■ TASK:
Retype the records below exactly as they appear, but leave out any pictures.

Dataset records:
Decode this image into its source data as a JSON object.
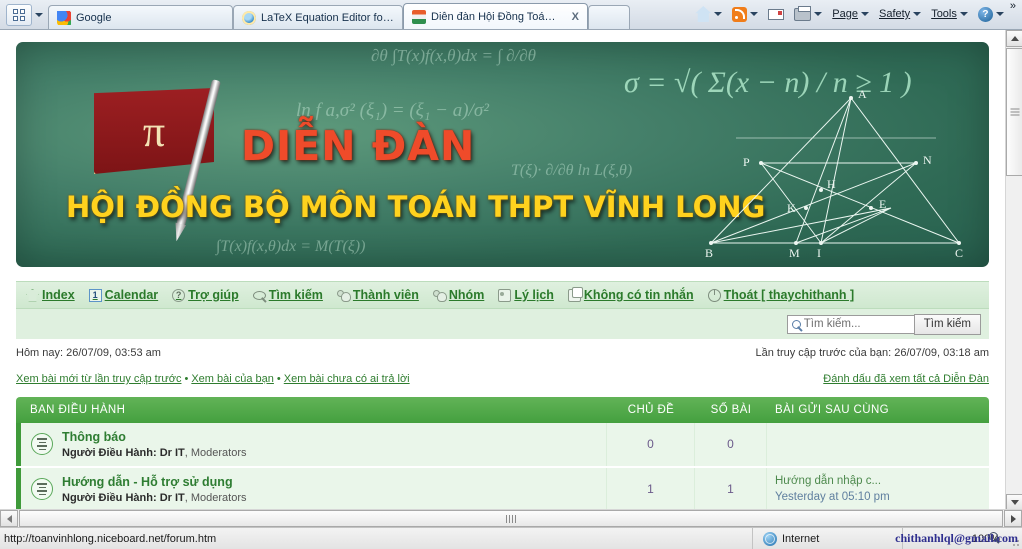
{
  "browser": {
    "favorites_button": "favorites",
    "tabs": [
      {
        "title": "Google",
        "icon": "google-icon",
        "active": false,
        "closable": false
      },
      {
        "title": "LaTeX Equation Editor for th...",
        "icon": "ie-icon",
        "active": false,
        "closable": false
      },
      {
        "title": "Diễn đàn Hội Đồng Toán ...",
        "icon": "book-icon",
        "active": true,
        "closable": true,
        "close_label": "X"
      }
    ],
    "toolbar": [
      {
        "label": "",
        "icon": "home-icon",
        "has_caret": true
      },
      {
        "label": "",
        "icon": "rss-icon",
        "has_caret": true
      },
      {
        "label": "",
        "icon": "mail-icon",
        "has_caret": false
      },
      {
        "label": "",
        "icon": "print-icon",
        "has_caret": true
      },
      {
        "label": "Page",
        "icon": "",
        "has_caret": true
      },
      {
        "label": "Safety",
        "icon": "",
        "has_caret": true
      },
      {
        "label": "Tools",
        "icon": "",
        "has_caret": true
      },
      {
        "label": "",
        "icon": "help-icon",
        "has_caret": true
      }
    ],
    "overflow_label": "»"
  },
  "banner": {
    "title_line1": "DIỄN ĐÀN",
    "title_line2": "HỘI ĐỒNG BỘ MÔN TOÁN THPT VĨNH LONG",
    "flag_symbol": "π",
    "chalk_formulas": [
      "∂θ  ∫T(x)f(x,θ)dx = ∫ ∂/∂θ",
      "ln f a,σ² (ξ₁) = (ξ₁ − a)/σ²",
      "T(ξ)· ∂/∂θ ln L(ξ,θ)",
      "σ = √( Σ(x − n) / n ≥ 1 )",
      "∫T(x)f(x,θ)dx = M(T(ξ))"
    ],
    "geometry_labels": [
      "A",
      "N",
      "P",
      "H",
      "K",
      "E",
      "B",
      "M",
      "I",
      "C"
    ]
  },
  "nav": {
    "links": [
      {
        "label": "Index",
        "icon": "home-icon"
      },
      {
        "label": "Calendar",
        "icon": "calendar-icon",
        "badge": "1"
      },
      {
        "label": "Trợ giúp",
        "icon": "question-icon"
      },
      {
        "label": "Tìm kiếm",
        "icon": "search-icon"
      },
      {
        "label": "Thành viên",
        "icon": "members-icon"
      },
      {
        "label": "Nhóm",
        "icon": "groups-icon"
      },
      {
        "label": "Lý lịch",
        "icon": "profile-icon"
      },
      {
        "label": "Không có tin nhắn",
        "icon": "message-icon"
      },
      {
        "label": "Thoát [ thaychithanh ]",
        "icon": "power-icon"
      }
    ]
  },
  "search": {
    "placeholder": "Tìm kiếm...",
    "value": "",
    "button_label": "Tìm kiếm",
    "icon": "search-icon"
  },
  "info": {
    "today": "Hôm nay: 26/07/09, 03:53 am",
    "last_visit": "Lần truy cập trước của bạn: 26/07/09, 03:18 am",
    "link_new_posts": "Xem bài mới từ lần truy cập trước",
    "link_your_posts": "Xem bài của bạn",
    "link_unanswered": "Xem bài chưa có ai trả lời",
    "separator": "•",
    "mark_read": "Đánh dấu đã xem tất cả Diễn Đàn"
  },
  "forum_table": {
    "section_title": "BAN ĐIỀU HÀNH",
    "columns": {
      "topics": "CHỦ ĐỀ",
      "posts": "SỐ BÀI",
      "last_post": "BÀI GỬI SAU CÙNG"
    },
    "rows": [
      {
        "title": "Thông báo",
        "moderators_label": "Người Điều Hành:",
        "moderator_primary": "Dr IT",
        "moderator_rest": ", Moderators",
        "topics": "0",
        "posts": "0",
        "last_post_title": "",
        "last_post_time": ""
      },
      {
        "title": "Hướng dẫn - Hỗ trợ sử dụng",
        "moderators_label": "Người Điều Hành:",
        "moderator_primary": "Dr IT",
        "moderator_rest": ", Moderators",
        "topics": "1",
        "posts": "1",
        "last_post_title": "Hướng dẫn nhập c...",
        "last_post_time": "Yesterday at 05:10 pm"
      }
    ]
  },
  "status": {
    "url": "http://toanvinhlong.niceboard.net/forum.htm",
    "zone": "Internet",
    "zone_icon": "globe-icon",
    "zoom": "100%",
    "zoom_icon": "magnifier-icon",
    "email_overlay": "chithanhlql@gmail.com"
  }
}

■ RESPONSE TO THE EXERCISE:
Decode this image into its source data as a JSON object.
{
  "browser": {
    "favorites_button": "favorites",
    "tabs": [
      {
        "title": "Google",
        "icon": "google-icon",
        "active": false,
        "closable": false
      },
      {
        "title": "LaTeX Equation Editor for th...",
        "icon": "ie-icon",
        "active": false,
        "closable": false
      },
      {
        "title": "Diễn đàn Hội Đồng Toán ...",
        "icon": "book-icon",
        "active": true,
        "closable": true,
        "close_label": "X"
      }
    ],
    "toolbar": [
      {
        "label": "",
        "icon": "home-icon",
        "has_caret": true
      },
      {
        "label": "",
        "icon": "rss-icon",
        "has_caret": true
      },
      {
        "label": "",
        "icon": "mail-icon",
        "has_caret": false
      },
      {
        "label": "",
        "icon": "print-icon",
        "has_caret": true
      },
      {
        "label": "Page",
        "icon": "",
        "has_caret": true
      },
      {
        "label": "Safety",
        "icon": "",
        "has_caret": true
      },
      {
        "label": "Tools",
        "icon": "",
        "has_caret": true
      },
      {
        "label": "",
        "icon": "help-icon",
        "has_caret": true
      }
    ],
    "overflow_label": "»"
  },
  "banner": {
    "title_line1": "DIỄN ĐÀN",
    "title_line2": "HỘI ĐỒNG BỘ MÔN TOÁN THPT VĨNH LONG",
    "flag_symbol": "π",
    "chalk_formulas": [
      "∂θ  ∫T(x)f(x,θ)dx = ∫ ∂/∂θ",
      "ln f a,σ² (ξ₁) = (ξ₁ − a)/σ²",
      "T(ξ)· ∂/∂θ ln L(ξ,θ)",
      "σ = √( Σ(x − n) / n ≥ 1 )",
      "∫T(x)f(x,θ)dx = M(T(ξ))"
    ],
    "geometry_labels": [
      "A",
      "N",
      "P",
      "H",
      "K",
      "E",
      "B",
      "M",
      "I",
      "C"
    ]
  },
  "nav": {
    "links": [
      {
        "label": "Index",
        "icon": "home-icon"
      },
      {
        "label": "Calendar",
        "icon": "calendar-icon",
        "badge": "1"
      },
      {
        "label": "Trợ giúp",
        "icon": "question-icon"
      },
      {
        "label": "Tìm kiếm",
        "icon": "search-icon"
      },
      {
        "label": "Thành viên",
        "icon": "members-icon"
      },
      {
        "label": "Nhóm",
        "icon": "groups-icon"
      },
      {
        "label": "Lý lịch",
        "icon": "profile-icon"
      },
      {
        "label": "Không có tin nhắn",
        "icon": "message-icon"
      },
      {
        "label": "Thoát [ thaychithanh ]",
        "icon": "power-icon"
      }
    ]
  },
  "search": {
    "placeholder": "Tìm kiếm...",
    "value": "",
    "button_label": "Tìm kiếm",
    "icon": "search-icon"
  },
  "info": {
    "today": "Hôm nay: 26/07/09, 03:53 am",
    "last_visit": "Lần truy cập trước của bạn: 26/07/09, 03:18 am",
    "link_new_posts": "Xem bài mới từ lần truy cập trước",
    "link_your_posts": "Xem bài của bạn",
    "link_unanswered": "Xem bài chưa có ai trả lời",
    "separator": "•",
    "mark_read": "Đánh dấu đã xem tất cả Diễn Đàn"
  },
  "forum_table": {
    "section_title": "BAN ĐIỀU HÀNH",
    "columns": {
      "topics": "CHỦ ĐỀ",
      "posts": "SỐ BÀI",
      "last_post": "BÀI GỬI SAU CÙNG"
    },
    "rows": [
      {
        "title": "Thông báo",
        "moderators_label": "Người Điều Hành:",
        "moderator_primary": "Dr IT",
        "moderator_rest": ", Moderators",
        "topics": "0",
        "posts": "0",
        "last_post_title": "",
        "last_post_time": ""
      },
      {
        "title": "Hướng dẫn - Hỗ trợ sử dụng",
        "moderators_label": "Người Điều Hành:",
        "moderator_primary": "Dr IT",
        "moderator_rest": ", Moderators",
        "topics": "1",
        "posts": "1",
        "last_post_title": "Hướng dẫn nhập c...",
        "last_post_time": "Yesterday at 05:10 pm"
      }
    ]
  },
  "status": {
    "url": "http://toanvinhlong.niceboard.net/forum.htm",
    "zone": "Internet",
    "zone_icon": "globe-icon",
    "zoom": "100%",
    "zoom_icon": "magnifier-icon",
    "email_overlay": "chithanhlql@gmail.com"
  }
}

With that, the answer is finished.